##### Data listing

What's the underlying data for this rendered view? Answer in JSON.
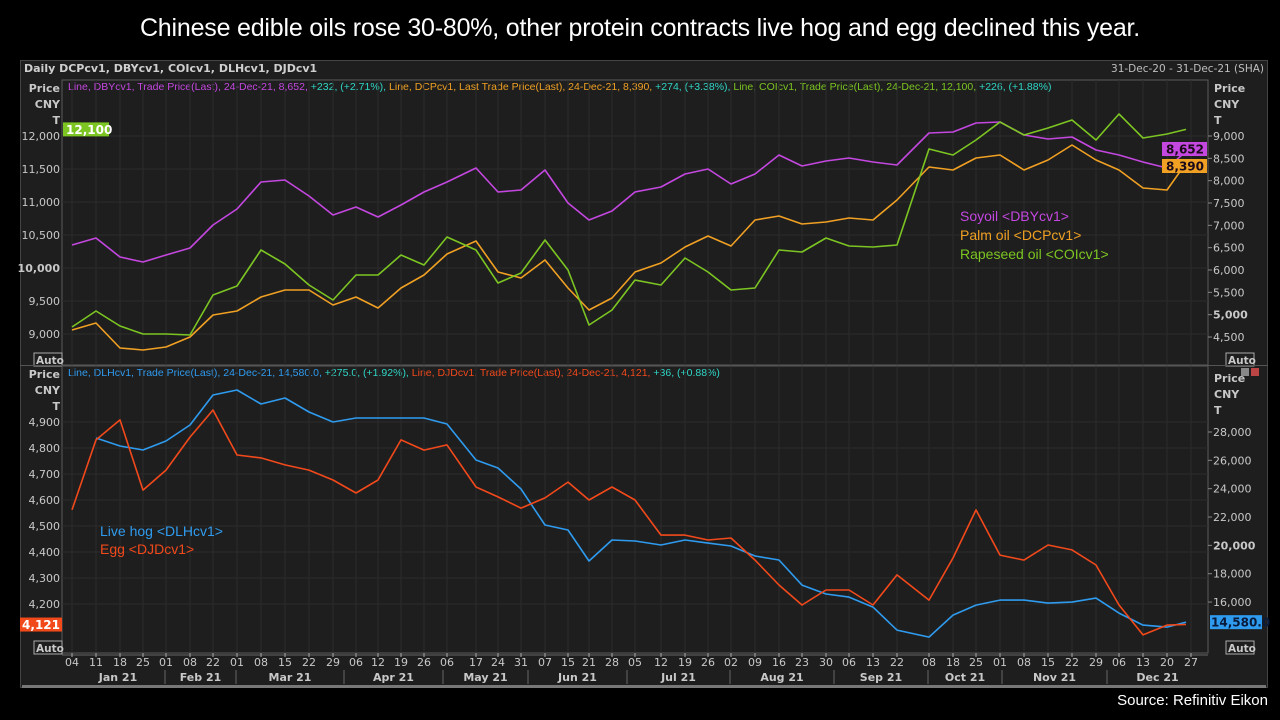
{
  "title": "Chinese edible oils rose 30-80%, other protein contracts live hog and egg declined this year.",
  "header": {
    "instruments": "Daily DCPcv1, DBYcv1, COIcv1, DLHcv1, DJDcv1",
    "date_range": "31-Dec-20 - 31-Dec-21 (SHA)"
  },
  "source": "Source: Refinitiv Eikon",
  "axis_unit_labels": [
    "Price",
    "CNY",
    "T"
  ],
  "auto_label": "Auto",
  "colors": {
    "soyoil": "#c447e0",
    "palm": "#f0a023",
    "rapeseed": "#7cc522",
    "hog": "#2f9bef",
    "egg": "#f2491b",
    "change": "#2fd6c6",
    "background": "#1e1e1e"
  },
  "top_legend": [
    {
      "text": "Line, DBYcv1, Trade Price(Last), 24-Dec-21, 8,652, ",
      "color": "#c447e0"
    },
    {
      "text": "+232, (+2.71%), ",
      "color": "#2fd6c6"
    },
    {
      "text": "Line, DCPcv1, Last Trade Price(Last), 24-Dec-21, 8,390, ",
      "color": "#f0a023"
    },
    {
      "text": "+274, (+3.38%), ",
      "color": "#2fd6c6"
    },
    {
      "text": "Line, COIcv1, Trade Price(Last), 24-Dec-21, 12,100, ",
      "color": "#7cc522"
    },
    {
      "text": "+226, (+1.88%)",
      "color": "#2fd6c6"
    }
  ],
  "bottom_legend": [
    {
      "text": "Line, DLHcv1, Trade Price(Last), 24-Dec-21, 14,580.0, ",
      "color": "#2f9bef"
    },
    {
      "text": "+275.0, (+1.92%), ",
      "color": "#2fd6c6"
    },
    {
      "text": "Line, DJDcv1, Trade Price(Last), 24-Dec-21, 4,121, ",
      "color": "#f2491b"
    },
    {
      "text": "+36, (+0.88%)",
      "color": "#2fd6c6"
    }
  ],
  "chart_data": [
    {
      "type": "line",
      "panel": "top",
      "x": [
        "2021-01-04",
        "2021-01-11",
        "2021-01-18",
        "2021-01-25",
        "2021-02-01",
        "2021-02-08",
        "2021-02-22",
        "2021-03-01",
        "2021-03-08",
        "2021-03-15",
        "2021-03-22",
        "2021-03-29",
        "2021-04-06",
        "2021-04-12",
        "2021-04-19",
        "2021-04-26",
        "2021-05-06",
        "2021-05-17",
        "2021-05-24",
        "2021-05-31",
        "2021-06-07",
        "2021-06-15",
        "2021-06-21",
        "2021-06-28",
        "2021-07-05",
        "2021-07-12",
        "2021-07-19",
        "2021-07-26",
        "2021-08-02",
        "2021-08-09",
        "2021-08-16",
        "2021-08-23",
        "2021-08-30",
        "2021-09-06",
        "2021-09-13",
        "2021-09-22",
        "2021-10-08",
        "2021-10-18",
        "2021-10-25",
        "2021-11-01",
        "2021-11-08",
        "2021-11-15",
        "2021-11-22",
        "2021-11-29",
        "2021-12-06",
        "2021-12-13",
        "2021-12-20",
        "2021-12-24"
      ],
      "left_axis": {
        "ticks": [
          9000,
          9500,
          10000,
          10500,
          11000,
          11500,
          12000
        ],
        "bold_tick": 10000,
        "ylim": [
          8800,
          12700
        ]
      },
      "right_axis": {
        "ticks": [
          4500,
          5000,
          5500,
          6000,
          6500,
          7000,
          7500,
          8000,
          8500,
          9000
        ],
        "bold_tick": 5000,
        "ylim": [
          4300,
          10100
        ]
      },
      "series": [
        {
          "name": "Soyoil <DBYcv1>",
          "axis": "right",
          "color": "#c447e0",
          "last_label": "8,652",
          "values": [
            6560,
            6716,
            6291,
            6179,
            6336,
            6492,
            7007,
            7365,
            7970,
            8015,
            7657,
            7231,
            7410,
            7186,
            7455,
            7746,
            7970,
            8284,
            7746,
            7791,
            8239,
            7500,
            7119,
            7321,
            7746,
            7858,
            8149,
            8261,
            7925,
            8149,
            8575,
            8328,
            8440,
            8507,
            8418,
            8351,
            9067,
            9090,
            9291,
            9313,
            9022,
            8933,
            8978,
            8687,
            8575,
            8418,
            8284,
            8652
          ]
        },
        {
          "name": "Palm oil <DCPcv1>",
          "axis": "right",
          "color": "#f0a023",
          "last_label": "8,390",
          "values": [
            4656,
            4813,
            4253,
            4209,
            4276,
            4500,
            4992,
            5082,
            5395,
            5552,
            5552,
            5216,
            5395,
            5149,
            5597,
            5888,
            6358,
            6649,
            5955,
            5821,
            6224,
            5597,
            5104,
            5373,
            5955,
            6156,
            6515,
            6761,
            6537,
            7119,
            7209,
            7030,
            7074,
            7164,
            7119,
            7567,
            8306,
            8239,
            8507,
            8575,
            8239,
            8463,
            8798,
            8463,
            8239,
            7836,
            7791,
            8390
          ]
        },
        {
          "name": "Rapeseed oil <COIcv1>",
          "axis": "left",
          "color": "#7cc522",
          "last_label": "12,100",
          "values": [
            9106,
            9349,
            9121,
            9000,
            9000,
            8985,
            9591,
            9727,
            10273,
            10061,
            9742,
            9515,
            9894,
            9894,
            10197,
            10045,
            10470,
            10273,
            9773,
            9924,
            10424,
            9970,
            9137,
            9364,
            9818,
            9742,
            10152,
            9940,
            9667,
            9697,
            10273,
            10243,
            10455,
            10333,
            10318,
            10348,
            11803,
            11712,
            11939,
            12212,
            12015,
            12121,
            12242,
            11939,
            12333,
            11970,
            12030,
            12100
          ]
        }
      ]
    },
    {
      "type": "line",
      "panel": "bottom",
      "x": [
        "2021-01-04",
        "2021-01-11",
        "2021-01-18",
        "2021-01-25",
        "2021-02-01",
        "2021-02-08",
        "2021-02-22",
        "2021-03-01",
        "2021-03-08",
        "2021-03-15",
        "2021-03-22",
        "2021-03-29",
        "2021-04-06",
        "2021-04-12",
        "2021-04-19",
        "2021-04-26",
        "2021-05-06",
        "2021-05-17",
        "2021-05-24",
        "2021-05-31",
        "2021-06-07",
        "2021-06-15",
        "2021-06-21",
        "2021-06-28",
        "2021-07-05",
        "2021-07-12",
        "2021-07-19",
        "2021-07-26",
        "2021-08-02",
        "2021-08-09",
        "2021-08-16",
        "2021-08-23",
        "2021-08-30",
        "2021-09-06",
        "2021-09-13",
        "2021-09-22",
        "2021-10-08",
        "2021-10-18",
        "2021-10-25",
        "2021-11-01",
        "2021-11-08",
        "2021-11-15",
        "2021-11-22",
        "2021-11-29",
        "2021-12-06",
        "2021-12-13",
        "2021-12-20",
        "2021-12-24"
      ],
      "left_axis": {
        "ticks": [
          4200,
          4300,
          4400,
          4500,
          4600,
          4700,
          4800,
          4900
        ],
        "ylim": [
          4020,
          5000
        ]
      },
      "right_axis": {
        "ticks": [
          16000,
          18000,
          20000,
          22000,
          24000,
          26000,
          28000
        ],
        "bold_tick": 20000,
        "ylim": [
          13000,
          31300
        ]
      },
      "series": [
        {
          "name": "Live hog <DLHcv1>",
          "axis": "right",
          "color": "#2f9bef",
          "last_label": "14,580.0",
          "values": [
            null,
            27576,
            27012,
            26729,
            27365,
            28494,
            30612,
            30965,
            29977,
            30400,
            29412,
            28706,
            28988,
            28988,
            28988,
            28988,
            28565,
            26023,
            25458,
            23976,
            21434,
            21081,
            18893,
            20375,
            20305,
            20022,
            20375,
            20163,
            19952,
            19246,
            18964,
            17199,
            16564,
            16352,
            15646,
            14021,
            13527,
            15080,
            15786,
            16139,
            16139,
            15928,
            15998,
            16280,
            15221,
            14374,
            14233,
            14580
          ]
        },
        {
          "name": "Egg <DJDcv1>",
          "axis": "left",
          "color": "#f2491b",
          "last_label": "4,121",
          "values": [
            4562,
            4831,
            4908,
            4638,
            4715,
            4842,
            4946,
            4773,
            4762,
            4735,
            4715,
            4677,
            4627,
            4677,
            4831,
            4792,
            4812,
            4650,
            4612,
            4569,
            4608,
            4669,
            4600,
            4650,
            4600,
            4465,
            4465,
            4446,
            4454,
            4369,
            4273,
            4196,
            4254,
            4254,
            4196,
            4312,
            4215,
            4377,
            4562,
            4388,
            4369,
            4427,
            4408,
            4350,
            4196,
            4081,
            4119,
            4121
          ]
        }
      ]
    }
  ],
  "x_axis": {
    "day_ticks": [
      "04",
      "11",
      "18",
      "25",
      "01",
      "08",
      "22",
      "01",
      "08",
      "15",
      "22",
      "29",
      "06",
      "12",
      "19",
      "26",
      "06",
      "17",
      "24",
      "31",
      "07",
      "15",
      "21",
      "28",
      "05",
      "12",
      "19",
      "26",
      "02",
      "09",
      "16",
      "23",
      "30",
      "06",
      "13",
      "22",
      "08",
      "18",
      "25",
      "01",
      "08",
      "15",
      "22",
      "29",
      "06",
      "13",
      "20",
      "27"
    ],
    "months": [
      "Jan 21",
      "Feb 21",
      "Mar 21",
      "Apr 21",
      "May 21",
      "Jun 21",
      "Jul 21",
      "Aug 21",
      "Sep 21",
      "Oct 21",
      "Nov 21",
      "Dec 21"
    ]
  }
}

##########

Assignment
Check each line of the data above, and please copy the ones in which the string "Trade" occurs.

The completed task
      "text": "Line, DBYcv1, Trade Price(Last), 24-Dec-21, 8,652, ",
      "text": "Line, DCPcv1, Last Trade Price(Last), 24-Dec-21, 8,390, ",
      "text": "Line, COIcv1, Trade Price(Last), 24-Dec-21, 12,100, ",
      "text": "Line, DLHcv1, Trade Price(Last), 24-Dec-21, 14,580.0, ",
      "text": "Line, DJDcv1, Trade Price(Last), 24-Dec-21, 4,121, ",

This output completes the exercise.